## Start AVAILABLE RECORDS
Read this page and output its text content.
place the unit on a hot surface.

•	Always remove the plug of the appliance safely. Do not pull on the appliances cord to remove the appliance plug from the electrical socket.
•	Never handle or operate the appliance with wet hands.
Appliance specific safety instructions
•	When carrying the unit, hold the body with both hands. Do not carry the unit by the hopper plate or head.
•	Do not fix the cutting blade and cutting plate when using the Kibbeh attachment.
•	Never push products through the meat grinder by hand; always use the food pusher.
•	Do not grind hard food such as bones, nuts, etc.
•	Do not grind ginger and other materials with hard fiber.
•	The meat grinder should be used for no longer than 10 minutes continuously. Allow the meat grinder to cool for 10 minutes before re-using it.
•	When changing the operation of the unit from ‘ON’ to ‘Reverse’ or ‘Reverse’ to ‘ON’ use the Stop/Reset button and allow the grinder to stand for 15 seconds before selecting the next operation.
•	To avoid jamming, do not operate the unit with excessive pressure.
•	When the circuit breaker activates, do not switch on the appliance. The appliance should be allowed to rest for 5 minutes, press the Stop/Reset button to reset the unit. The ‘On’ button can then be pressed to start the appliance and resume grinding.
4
## End AVAILABLE RECORDS
**WORK REQUIRED**
Reproduce every record above exactly as it appears.

**RIGHT ANSWER**
Read this page and output its text content.
place the unit on a hot surface.

•	Always remove the plug of the appliance safely. Do not pull on the appliances cord to remove the appliance plug from the electrical socket.
•	Never handle or operate the appliance with wet hands.
Appliance specific safety instructions
•	When carrying the unit, hold the body with both hands. Do not carry the unit by the hopper plate or head.
•	Do not fix the cutting blade and cutting plate when using the Kibbeh attachment.
•	Never push products through the meat grinder by hand; always use the food pusher.
•	Do not grind hard food such as bones, nuts, etc.
•	Do not grind ginger and other materials with hard fiber.
•	The meat grinder should be used for no longer than 10 minutes continuously. Allow the meat grinder to cool for 10 minutes before re-using it.
•	When changing the operation of the unit from ‘ON’ to ‘Reverse’ or ‘Reverse’ to ‘ON’ use the Stop/Reset button and allow the grinder to stand for 15 seconds before selecting the next operation.
•	To avoid jamming, do not operate the unit with excessive pressure.
•	When the circuit breaker activates, do not switch on the appliance. The appliance should be allowed to rest for 5 minutes, press the Stop/Reset button to reset the unit. The ‘On’ button can then be pressed to start the appliance and resume grinding.
4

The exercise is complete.